(Records)

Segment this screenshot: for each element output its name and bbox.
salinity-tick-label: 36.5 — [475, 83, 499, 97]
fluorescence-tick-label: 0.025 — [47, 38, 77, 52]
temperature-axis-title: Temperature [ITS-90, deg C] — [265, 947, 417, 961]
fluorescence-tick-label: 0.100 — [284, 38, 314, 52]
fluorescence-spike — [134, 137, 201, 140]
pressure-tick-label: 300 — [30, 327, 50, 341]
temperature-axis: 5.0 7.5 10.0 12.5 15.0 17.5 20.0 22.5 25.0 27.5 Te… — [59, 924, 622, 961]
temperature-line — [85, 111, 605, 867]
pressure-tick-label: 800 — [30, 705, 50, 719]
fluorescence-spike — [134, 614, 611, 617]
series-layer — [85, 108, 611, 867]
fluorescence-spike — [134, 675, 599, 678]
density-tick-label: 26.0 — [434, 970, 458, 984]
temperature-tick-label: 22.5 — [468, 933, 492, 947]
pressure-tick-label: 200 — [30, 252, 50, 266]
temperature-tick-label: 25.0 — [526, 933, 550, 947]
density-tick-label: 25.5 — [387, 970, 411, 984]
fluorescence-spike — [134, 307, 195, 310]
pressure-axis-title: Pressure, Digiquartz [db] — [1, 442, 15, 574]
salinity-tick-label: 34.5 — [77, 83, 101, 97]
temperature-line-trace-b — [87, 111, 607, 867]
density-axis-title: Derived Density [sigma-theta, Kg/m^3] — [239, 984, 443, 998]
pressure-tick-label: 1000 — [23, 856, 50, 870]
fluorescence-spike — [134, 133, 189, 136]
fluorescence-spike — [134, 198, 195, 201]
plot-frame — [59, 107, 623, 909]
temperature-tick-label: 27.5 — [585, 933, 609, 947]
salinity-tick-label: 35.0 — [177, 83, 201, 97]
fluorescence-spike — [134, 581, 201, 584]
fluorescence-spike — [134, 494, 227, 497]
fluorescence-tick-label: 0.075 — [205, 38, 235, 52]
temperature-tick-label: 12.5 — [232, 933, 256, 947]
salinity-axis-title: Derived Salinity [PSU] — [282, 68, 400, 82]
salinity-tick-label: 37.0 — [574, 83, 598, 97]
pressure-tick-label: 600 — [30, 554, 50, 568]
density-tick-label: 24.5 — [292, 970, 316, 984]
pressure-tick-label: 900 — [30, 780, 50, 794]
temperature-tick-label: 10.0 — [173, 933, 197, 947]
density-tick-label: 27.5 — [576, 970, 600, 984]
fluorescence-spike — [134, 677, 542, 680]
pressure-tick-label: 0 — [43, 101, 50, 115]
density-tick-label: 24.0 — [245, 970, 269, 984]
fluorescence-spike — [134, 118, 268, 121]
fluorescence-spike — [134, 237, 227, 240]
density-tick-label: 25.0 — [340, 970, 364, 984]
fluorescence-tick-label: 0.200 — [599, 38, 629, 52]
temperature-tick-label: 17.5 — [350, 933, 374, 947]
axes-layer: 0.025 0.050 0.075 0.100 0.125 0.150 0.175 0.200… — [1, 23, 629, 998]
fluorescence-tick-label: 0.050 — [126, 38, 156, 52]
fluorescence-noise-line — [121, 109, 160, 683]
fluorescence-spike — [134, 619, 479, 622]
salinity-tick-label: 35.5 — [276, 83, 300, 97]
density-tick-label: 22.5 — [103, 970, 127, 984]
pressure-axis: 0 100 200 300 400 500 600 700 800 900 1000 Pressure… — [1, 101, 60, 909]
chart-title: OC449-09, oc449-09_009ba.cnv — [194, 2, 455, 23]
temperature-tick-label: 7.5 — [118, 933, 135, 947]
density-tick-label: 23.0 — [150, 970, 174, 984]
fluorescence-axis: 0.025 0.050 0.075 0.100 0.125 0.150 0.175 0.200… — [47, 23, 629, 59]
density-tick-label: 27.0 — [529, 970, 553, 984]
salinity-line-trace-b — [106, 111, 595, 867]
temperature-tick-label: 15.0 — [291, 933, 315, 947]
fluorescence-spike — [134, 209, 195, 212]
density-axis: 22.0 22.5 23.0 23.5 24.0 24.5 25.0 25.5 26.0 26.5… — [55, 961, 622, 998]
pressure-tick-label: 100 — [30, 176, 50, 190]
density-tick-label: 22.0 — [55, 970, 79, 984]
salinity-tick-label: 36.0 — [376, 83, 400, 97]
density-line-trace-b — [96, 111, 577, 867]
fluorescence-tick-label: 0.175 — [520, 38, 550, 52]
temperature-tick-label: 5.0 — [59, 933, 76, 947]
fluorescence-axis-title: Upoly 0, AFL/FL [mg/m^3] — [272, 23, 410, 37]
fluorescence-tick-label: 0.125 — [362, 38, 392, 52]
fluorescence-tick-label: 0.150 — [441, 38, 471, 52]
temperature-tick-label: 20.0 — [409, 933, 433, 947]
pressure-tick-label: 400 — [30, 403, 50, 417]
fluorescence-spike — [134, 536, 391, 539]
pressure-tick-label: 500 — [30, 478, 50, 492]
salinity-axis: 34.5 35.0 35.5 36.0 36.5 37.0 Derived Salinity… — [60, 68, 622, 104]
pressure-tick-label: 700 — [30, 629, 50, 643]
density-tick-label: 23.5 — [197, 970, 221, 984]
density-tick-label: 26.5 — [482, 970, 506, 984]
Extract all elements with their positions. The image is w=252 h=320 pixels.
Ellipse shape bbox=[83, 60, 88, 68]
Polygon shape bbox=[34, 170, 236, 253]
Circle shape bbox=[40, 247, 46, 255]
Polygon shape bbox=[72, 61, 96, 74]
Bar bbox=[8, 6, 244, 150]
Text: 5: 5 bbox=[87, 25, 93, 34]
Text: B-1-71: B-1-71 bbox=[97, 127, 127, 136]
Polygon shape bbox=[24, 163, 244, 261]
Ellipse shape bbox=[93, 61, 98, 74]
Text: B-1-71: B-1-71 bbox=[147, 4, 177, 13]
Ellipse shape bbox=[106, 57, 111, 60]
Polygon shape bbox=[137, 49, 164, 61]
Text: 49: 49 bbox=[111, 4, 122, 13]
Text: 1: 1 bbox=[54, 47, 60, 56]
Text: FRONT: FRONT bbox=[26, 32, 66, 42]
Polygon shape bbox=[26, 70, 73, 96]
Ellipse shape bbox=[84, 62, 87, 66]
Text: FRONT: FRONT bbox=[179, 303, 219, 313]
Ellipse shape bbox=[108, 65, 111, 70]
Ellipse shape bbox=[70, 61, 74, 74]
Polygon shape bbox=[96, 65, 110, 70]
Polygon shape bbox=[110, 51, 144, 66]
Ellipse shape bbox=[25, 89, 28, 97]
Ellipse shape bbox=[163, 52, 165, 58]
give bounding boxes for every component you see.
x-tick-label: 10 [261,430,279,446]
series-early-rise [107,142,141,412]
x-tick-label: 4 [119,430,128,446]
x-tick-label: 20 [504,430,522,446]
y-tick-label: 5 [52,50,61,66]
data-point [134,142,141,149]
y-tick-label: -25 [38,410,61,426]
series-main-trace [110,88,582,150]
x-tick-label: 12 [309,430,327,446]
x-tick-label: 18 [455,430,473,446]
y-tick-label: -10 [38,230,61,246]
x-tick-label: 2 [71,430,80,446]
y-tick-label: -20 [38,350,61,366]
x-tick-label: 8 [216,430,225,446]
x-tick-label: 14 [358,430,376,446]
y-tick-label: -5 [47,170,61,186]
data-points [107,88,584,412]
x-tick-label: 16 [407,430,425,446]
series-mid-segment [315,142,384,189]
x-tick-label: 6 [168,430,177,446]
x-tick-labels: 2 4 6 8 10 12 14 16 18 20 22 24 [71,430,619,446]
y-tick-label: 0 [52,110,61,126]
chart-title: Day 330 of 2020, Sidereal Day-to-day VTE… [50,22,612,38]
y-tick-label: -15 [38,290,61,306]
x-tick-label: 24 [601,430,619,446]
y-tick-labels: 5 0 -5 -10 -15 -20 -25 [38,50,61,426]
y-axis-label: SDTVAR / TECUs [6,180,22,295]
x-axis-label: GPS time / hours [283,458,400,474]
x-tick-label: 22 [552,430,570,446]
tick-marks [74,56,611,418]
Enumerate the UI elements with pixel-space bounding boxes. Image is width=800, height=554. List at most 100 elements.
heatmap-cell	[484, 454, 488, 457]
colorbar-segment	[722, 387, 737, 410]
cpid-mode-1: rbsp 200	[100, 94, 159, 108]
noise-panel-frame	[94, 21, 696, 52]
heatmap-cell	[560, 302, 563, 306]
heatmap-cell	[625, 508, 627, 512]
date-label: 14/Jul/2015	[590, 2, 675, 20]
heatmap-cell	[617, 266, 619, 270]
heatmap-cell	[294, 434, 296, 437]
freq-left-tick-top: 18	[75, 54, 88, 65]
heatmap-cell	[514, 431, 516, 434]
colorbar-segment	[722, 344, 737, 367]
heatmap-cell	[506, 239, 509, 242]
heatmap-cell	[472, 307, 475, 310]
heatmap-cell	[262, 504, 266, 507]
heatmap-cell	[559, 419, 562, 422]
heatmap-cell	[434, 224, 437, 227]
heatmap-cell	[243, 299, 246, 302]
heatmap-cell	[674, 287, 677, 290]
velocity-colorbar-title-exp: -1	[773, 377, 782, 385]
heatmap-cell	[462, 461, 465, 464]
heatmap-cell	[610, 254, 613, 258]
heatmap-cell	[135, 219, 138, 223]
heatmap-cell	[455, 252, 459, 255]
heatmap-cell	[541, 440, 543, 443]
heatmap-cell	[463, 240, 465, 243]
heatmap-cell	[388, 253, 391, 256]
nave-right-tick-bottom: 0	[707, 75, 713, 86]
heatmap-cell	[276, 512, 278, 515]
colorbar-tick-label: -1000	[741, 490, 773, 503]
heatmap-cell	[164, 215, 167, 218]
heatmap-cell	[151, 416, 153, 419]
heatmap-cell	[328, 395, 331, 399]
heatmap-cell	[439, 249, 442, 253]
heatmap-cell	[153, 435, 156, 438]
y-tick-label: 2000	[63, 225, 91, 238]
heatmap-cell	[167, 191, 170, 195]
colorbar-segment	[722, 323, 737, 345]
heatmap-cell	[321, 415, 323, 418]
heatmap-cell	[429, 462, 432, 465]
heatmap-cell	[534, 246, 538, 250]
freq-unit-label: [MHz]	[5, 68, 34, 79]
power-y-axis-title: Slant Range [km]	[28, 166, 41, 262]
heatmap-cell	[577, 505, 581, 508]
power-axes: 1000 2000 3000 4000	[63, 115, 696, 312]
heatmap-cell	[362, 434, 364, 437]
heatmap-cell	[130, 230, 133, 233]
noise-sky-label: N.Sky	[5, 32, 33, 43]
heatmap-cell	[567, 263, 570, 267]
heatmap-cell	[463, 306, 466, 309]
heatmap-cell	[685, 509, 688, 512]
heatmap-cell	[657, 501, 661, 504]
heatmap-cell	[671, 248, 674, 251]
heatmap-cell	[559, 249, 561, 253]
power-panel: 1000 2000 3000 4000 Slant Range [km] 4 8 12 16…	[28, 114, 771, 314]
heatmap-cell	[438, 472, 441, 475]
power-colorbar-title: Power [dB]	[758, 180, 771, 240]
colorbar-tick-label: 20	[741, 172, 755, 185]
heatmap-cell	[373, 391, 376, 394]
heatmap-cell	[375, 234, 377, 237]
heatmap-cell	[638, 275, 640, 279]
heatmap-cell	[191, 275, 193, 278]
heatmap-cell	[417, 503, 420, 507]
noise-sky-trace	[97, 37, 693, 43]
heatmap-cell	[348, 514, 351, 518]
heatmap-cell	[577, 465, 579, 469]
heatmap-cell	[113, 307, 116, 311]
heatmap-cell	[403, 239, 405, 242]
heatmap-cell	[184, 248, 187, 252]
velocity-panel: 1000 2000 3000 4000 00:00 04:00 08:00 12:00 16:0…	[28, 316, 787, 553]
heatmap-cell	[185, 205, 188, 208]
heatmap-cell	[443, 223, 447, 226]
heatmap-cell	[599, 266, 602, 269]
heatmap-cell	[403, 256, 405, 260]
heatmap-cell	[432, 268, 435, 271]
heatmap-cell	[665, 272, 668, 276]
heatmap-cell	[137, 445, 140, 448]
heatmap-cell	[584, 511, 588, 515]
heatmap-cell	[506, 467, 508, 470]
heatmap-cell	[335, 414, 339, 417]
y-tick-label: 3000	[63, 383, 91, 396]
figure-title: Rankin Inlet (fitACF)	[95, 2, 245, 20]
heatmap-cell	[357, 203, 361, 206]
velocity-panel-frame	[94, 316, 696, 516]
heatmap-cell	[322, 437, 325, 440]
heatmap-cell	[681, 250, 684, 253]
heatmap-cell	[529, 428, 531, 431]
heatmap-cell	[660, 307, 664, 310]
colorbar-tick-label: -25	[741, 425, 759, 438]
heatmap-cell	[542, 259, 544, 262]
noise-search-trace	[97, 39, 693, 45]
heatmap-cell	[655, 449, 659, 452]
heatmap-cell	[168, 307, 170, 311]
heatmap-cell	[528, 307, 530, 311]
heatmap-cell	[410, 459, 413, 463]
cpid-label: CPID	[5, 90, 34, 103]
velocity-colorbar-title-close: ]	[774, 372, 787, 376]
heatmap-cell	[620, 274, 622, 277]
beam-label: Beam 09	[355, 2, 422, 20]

*YOUR GOAL:*
Repeat the stretch of data from its first line through the line that contains "pressure-tick-label: 800 — [30, 705, 50, 719]", with both of those lines included.

*EXERCISE OUTPUT:*
Segment this screenshot: for each element output its name and bbox.
salinity-tick-label: 36.5 — [475, 83, 499, 97]
fluorescence-tick-label: 0.025 — [47, 38, 77, 52]
temperature-axis-title: Temperature [ITS-90, deg C] — [265, 947, 417, 961]
fluorescence-tick-label: 0.100 — [284, 38, 314, 52]
fluorescence-spike — [134, 137, 201, 140]
pressure-tick-label: 300 — [30, 327, 50, 341]
temperature-axis: 5.0 7.5 10.0 12.5 15.0 17.5 20.0 22.5 25.0 27.5 Te… — [59, 924, 622, 961]
temperature-line — [85, 111, 605, 867]
pressure-tick-label: 800 — [30, 705, 50, 719]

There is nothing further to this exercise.